**SELECTED TEXT**
╔══

1. Can you explain how to watermark a picture?
It depends on what editing program you use. But basically you just type words (do not copy, www.whatever.com, etc) on to the picture and then reduce the opacity, or on photoshop I use a dark gray font and change that layer to "screen". I don't really know what that means, but that's what I do.
2. How do you keep your feet flip flop friendly?
I don't. I wish I could answer that differently. During my pregnancies, I tried to get pedicures every two weeks or so, because something deserved to be pretty dammit. But now I'm poor and not knocked up and haven't had a pedicure since Catfish treated me to one in December.
When I had the flu recently, and I was a little bit delirious, I kept rubbing my feet around in the sheets and I was convinced I was growing hooves. I wanted to beg Mr. Ashley to slather my feet in body butter and put some socks on me, but was too exhausted to deal with explaining. I also wanted to get up and post about my feet turned hooves dilemma, but again, too sick. Sorry you missed it.
The other day out of desperation I used some thing my mom got me, I think it was called a Micro Planer or something (I bet she got it on QVC), and it actually did a really good job. I bet it works similarly to the ped-egg, but it scaled back the hoof parts and didn't seem dangerous or scary like those things the manicuring people try to bleed you with.

╚══

**STATED GOAL**
In the text about watermarking pictures and foot care, what tool did the writer finally use on their feet? The records that come next are not related to the text.

**RECORD LIST**
╔══

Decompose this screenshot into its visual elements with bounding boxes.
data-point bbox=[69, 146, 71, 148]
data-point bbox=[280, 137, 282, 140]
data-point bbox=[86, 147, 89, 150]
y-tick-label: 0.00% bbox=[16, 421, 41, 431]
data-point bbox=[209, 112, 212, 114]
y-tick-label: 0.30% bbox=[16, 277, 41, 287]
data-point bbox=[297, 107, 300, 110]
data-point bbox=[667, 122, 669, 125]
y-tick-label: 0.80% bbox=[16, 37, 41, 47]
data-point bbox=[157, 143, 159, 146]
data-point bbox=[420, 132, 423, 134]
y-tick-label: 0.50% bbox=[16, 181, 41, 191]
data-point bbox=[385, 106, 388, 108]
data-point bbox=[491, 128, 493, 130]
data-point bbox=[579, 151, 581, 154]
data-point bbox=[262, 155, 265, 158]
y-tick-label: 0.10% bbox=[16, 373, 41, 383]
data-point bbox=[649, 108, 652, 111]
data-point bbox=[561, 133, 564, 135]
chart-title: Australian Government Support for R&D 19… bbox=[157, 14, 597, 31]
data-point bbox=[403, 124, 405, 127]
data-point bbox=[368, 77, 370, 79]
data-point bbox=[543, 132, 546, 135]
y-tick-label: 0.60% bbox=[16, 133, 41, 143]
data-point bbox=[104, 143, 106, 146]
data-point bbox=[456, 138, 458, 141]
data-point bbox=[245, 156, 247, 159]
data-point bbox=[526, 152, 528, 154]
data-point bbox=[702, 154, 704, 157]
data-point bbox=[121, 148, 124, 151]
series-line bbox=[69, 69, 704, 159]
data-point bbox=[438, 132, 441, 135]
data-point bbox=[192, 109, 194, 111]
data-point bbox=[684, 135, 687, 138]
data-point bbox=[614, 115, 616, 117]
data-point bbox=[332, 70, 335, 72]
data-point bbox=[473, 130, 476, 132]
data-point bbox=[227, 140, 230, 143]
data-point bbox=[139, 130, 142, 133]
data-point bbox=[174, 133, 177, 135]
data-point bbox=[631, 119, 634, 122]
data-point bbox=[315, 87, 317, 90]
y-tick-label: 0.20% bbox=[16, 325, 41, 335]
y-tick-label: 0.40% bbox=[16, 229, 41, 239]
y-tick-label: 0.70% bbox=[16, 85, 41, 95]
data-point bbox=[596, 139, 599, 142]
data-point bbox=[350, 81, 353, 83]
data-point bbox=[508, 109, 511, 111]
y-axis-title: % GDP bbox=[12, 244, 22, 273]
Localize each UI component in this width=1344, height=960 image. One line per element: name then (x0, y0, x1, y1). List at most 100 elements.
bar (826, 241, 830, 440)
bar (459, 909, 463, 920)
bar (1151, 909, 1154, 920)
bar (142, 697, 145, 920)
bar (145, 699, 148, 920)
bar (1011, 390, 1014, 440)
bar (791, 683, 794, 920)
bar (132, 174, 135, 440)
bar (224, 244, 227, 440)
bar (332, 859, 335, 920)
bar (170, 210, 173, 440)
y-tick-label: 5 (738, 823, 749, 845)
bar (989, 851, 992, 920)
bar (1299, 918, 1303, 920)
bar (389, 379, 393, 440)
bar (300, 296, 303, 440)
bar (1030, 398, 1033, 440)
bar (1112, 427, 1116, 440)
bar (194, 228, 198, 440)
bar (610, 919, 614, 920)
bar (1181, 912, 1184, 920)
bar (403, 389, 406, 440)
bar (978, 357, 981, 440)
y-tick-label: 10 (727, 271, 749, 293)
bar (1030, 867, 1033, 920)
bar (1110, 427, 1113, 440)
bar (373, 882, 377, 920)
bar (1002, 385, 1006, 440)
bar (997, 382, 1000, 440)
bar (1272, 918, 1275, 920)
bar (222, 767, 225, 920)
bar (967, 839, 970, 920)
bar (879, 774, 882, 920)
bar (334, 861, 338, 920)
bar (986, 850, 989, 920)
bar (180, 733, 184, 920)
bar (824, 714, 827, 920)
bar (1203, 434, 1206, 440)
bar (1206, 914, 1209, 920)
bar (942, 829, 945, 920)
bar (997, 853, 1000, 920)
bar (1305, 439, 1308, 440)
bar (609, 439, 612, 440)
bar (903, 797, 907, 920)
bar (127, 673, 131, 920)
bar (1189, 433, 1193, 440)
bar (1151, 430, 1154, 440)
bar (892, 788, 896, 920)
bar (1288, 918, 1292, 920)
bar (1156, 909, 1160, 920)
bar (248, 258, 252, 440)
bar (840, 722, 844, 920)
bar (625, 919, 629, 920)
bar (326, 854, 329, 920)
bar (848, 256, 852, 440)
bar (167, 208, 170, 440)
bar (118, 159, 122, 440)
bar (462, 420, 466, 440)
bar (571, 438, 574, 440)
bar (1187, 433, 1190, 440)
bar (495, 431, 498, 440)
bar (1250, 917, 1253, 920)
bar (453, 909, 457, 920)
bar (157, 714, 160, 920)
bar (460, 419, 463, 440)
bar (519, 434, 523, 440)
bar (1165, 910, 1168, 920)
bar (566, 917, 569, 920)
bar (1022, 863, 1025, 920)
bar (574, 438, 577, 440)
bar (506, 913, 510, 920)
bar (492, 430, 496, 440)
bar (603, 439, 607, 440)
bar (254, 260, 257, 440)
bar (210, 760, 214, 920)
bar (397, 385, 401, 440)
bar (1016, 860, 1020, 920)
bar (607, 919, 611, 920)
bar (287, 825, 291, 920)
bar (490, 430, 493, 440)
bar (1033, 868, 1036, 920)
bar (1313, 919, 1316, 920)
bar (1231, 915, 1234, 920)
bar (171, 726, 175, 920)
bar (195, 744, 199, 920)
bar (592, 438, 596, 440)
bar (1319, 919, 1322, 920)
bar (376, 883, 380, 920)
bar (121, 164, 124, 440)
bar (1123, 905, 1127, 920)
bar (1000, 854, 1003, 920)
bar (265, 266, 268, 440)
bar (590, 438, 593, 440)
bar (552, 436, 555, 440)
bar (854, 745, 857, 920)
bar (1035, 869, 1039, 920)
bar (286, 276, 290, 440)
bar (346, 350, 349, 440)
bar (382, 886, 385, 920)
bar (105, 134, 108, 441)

╚══

**RESULT OF THIS TASK**
A gift from the writer's mom, possibly called a Micro Planer.